-- begin Extracted text --

In the Permanent Emergency

I

as preached at the First Unitarian Universalist Church, Houston, Museum district campus, August 19, 2018

The course is set on hope.
The course is set on hope.

Our second reading comes from the Russian revolutionary Victor Serge. By turns an anarchist, a Bolshevik, and a dissident Communist–always a radical–he finished his life an impoverished exile in Mexico. He bore witness to many of the grand tragedies of the twentieth-century. He saw his dreams of a democratic socialist republic die in Russia. He watched his friends, his “constellation of dead brothers,” die under Stalin. He was there when Nazism smashed its way across Europe. And after all of that he could write, “the course is set on hope.”

The course is set on hope. Last week, I suggested that the way forward is with a broken heart. If we love the world, we will be wounded, I proposed. And I argued that one of the central tasks of this religious community was the work of healing: healing the wounds in our individual lives, healing the wounds of First Church, and healing the wounds of the world. This morning, I want to talk with you about the context in which this healing work must take place. I want to talk with you about the permanent emergency. And I want to talk with you about the role Unitarian Universalist congregations like this one might play in addressing it.

-- end Extracted text --

**Stated problem:** Reproduce the part of the sermon from "The course is set on hope. Last" to "in addressing it." word for word.

-- begin Data section --

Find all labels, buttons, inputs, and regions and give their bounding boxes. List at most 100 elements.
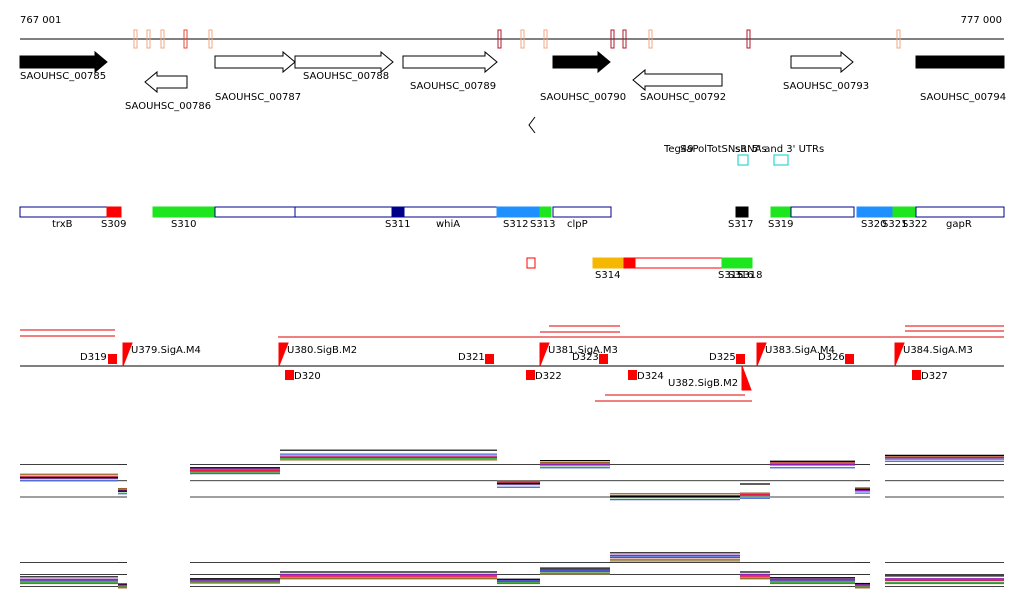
gene-arrow (402, 50, 498, 74)
ruler-feature (610, 29, 615, 49)
segment-label: S322 (902, 219, 927, 230)
segment-label: S319 (768, 219, 793, 230)
ruler-feature (133, 29, 138, 49)
promoter-flag (122, 342, 133, 367)
gene-arrow (632, 68, 723, 92)
ruler-feature (183, 29, 188, 49)
promoter-label: D320 (294, 371, 321, 382)
promoter-label: U384.SigA.M3 (903, 345, 973, 356)
segment (526, 257, 536, 269)
promoter-label: U382.SigB.M2 (668, 378, 738, 389)
promoter-label: D327 (921, 371, 948, 382)
segment (552, 206, 612, 218)
segment-label: S309 (101, 219, 126, 230)
promoter-flag (756, 342, 767, 367)
segment (790, 206, 855, 218)
gene-arrow (214, 50, 296, 74)
promoter-flag (278, 342, 289, 367)
promoter-mark (845, 354, 854, 364)
ruler-feature (146, 29, 151, 49)
segment-label: trxB (52, 219, 73, 230)
gene-label: SAOUHSC_00789 (410, 81, 496, 92)
segment (735, 206, 749, 218)
gene-label: SAOUHSC_00790 (540, 92, 626, 103)
segment (721, 257, 753, 269)
promoter-mark (526, 370, 535, 380)
segment (539, 206, 552, 218)
ruler-start: 767 001 (20, 15, 61, 26)
gene-arrow (790, 50, 854, 74)
segment-label: S311 (385, 219, 410, 230)
segment-label: whiA (436, 219, 460, 230)
gene-label: SAOUHSC_00792 (640, 92, 726, 103)
promoter-label: D319 (80, 352, 107, 363)
promoter-label: D323 (572, 352, 599, 363)
segment (856, 206, 894, 218)
promoter-mark (485, 354, 494, 364)
segment-label: S310 (171, 219, 196, 230)
segment-label: S314 (595, 270, 620, 281)
promoter-mark (736, 354, 745, 364)
gene-label: SAOUHSC_00794 (920, 92, 1006, 103)
segment (214, 206, 296, 218)
segment (152, 206, 216, 218)
promoter-mark (285, 370, 294, 380)
segment-label: S318 (737, 270, 762, 281)
glyph (528, 116, 536, 134)
segment-label: gapR (946, 219, 972, 230)
ruler-end: 777 000 (961, 15, 1002, 26)
segment (892, 206, 917, 218)
ruler-feature (543, 29, 548, 49)
segment (19, 206, 108, 218)
promoter-label: D322 (535, 371, 562, 382)
promoter-label: U380.SigB.M2 (287, 345, 357, 356)
segment (496, 206, 541, 218)
ruler-feature (648, 29, 653, 49)
gene-label: SAOUHSC_00793 (783, 81, 869, 92)
ruler-feature (208, 29, 213, 49)
ruler-feature (622, 29, 627, 49)
promoter-mark (628, 370, 637, 380)
segment (391, 206, 405, 218)
segment (915, 206, 1005, 218)
segment-label: S316 (728, 270, 753, 281)
gene-arrow (294, 50, 394, 74)
gene-label: SAOUHSC_00786 (125, 101, 211, 112)
promoter-label: U383.SigA.M4 (765, 345, 835, 356)
ruler-feature (497, 29, 502, 49)
annotation-label: SaPolTotSNsa (680, 144, 747, 155)
segment (592, 257, 625, 269)
ruler-feature (520, 29, 525, 49)
annotation-label: Teg49 (663, 144, 694, 155)
segment-label: S317 (728, 219, 753, 230)
segment-label: S315 (718, 270, 743, 281)
gene-arrow (144, 70, 188, 94)
segment-label: S320 (861, 219, 886, 230)
promoter-flag (894, 342, 905, 367)
ruler-feature (896, 29, 901, 49)
segment (403, 206, 498, 218)
gene-label: SAOUHSC_00785 (20, 71, 106, 82)
segment-label: clpP (567, 219, 588, 230)
ruler-feature (160, 29, 165, 49)
promoter-flag (539, 342, 550, 367)
segment-label: S321 (882, 219, 907, 230)
segment (634, 257, 723, 269)
segment (623, 257, 636, 269)
annotation-label: 5' and 3' UTRs (752, 144, 824, 155)
gene-arrow (552, 50, 611, 74)
gene-label: SAOUHSC_00788 (303, 71, 389, 82)
annotation-label: sRNAs (735, 144, 767, 155)
promoter-label: U379.SigA.M4 (131, 345, 201, 356)
promoter-flag (741, 365, 752, 391)
promoter-label: U381.SigA.M3 (548, 345, 618, 356)
utr-box (773, 154, 789, 166)
promoter-label: D325 (709, 352, 736, 363)
gene-arrow (915, 55, 1005, 69)
promoter-label: D324 (637, 371, 664, 382)
gene-arrow (19, 50, 108, 74)
segment-label: S312 (503, 219, 528, 230)
ruler-feature (746, 29, 751, 49)
promoter-mark (599, 354, 608, 364)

-- end Data section --

**Exercise output:**
The course is set on hope. Last week, I suggested that the way forward is with a broken heart. If we love the world, we will be wounded, I proposed. And I argued that one of the central tasks of this religious community was the work of healing: healing the wounds in our individual lives, healing the wounds of First Church, and healing the wounds of the world. This morning, I want to talk with you about the context in which this healing work must take place. I want to talk with you about the permanent emergency. And I want to talk with you about the role Unitarian Universalist congregations like this one might play in addressing it.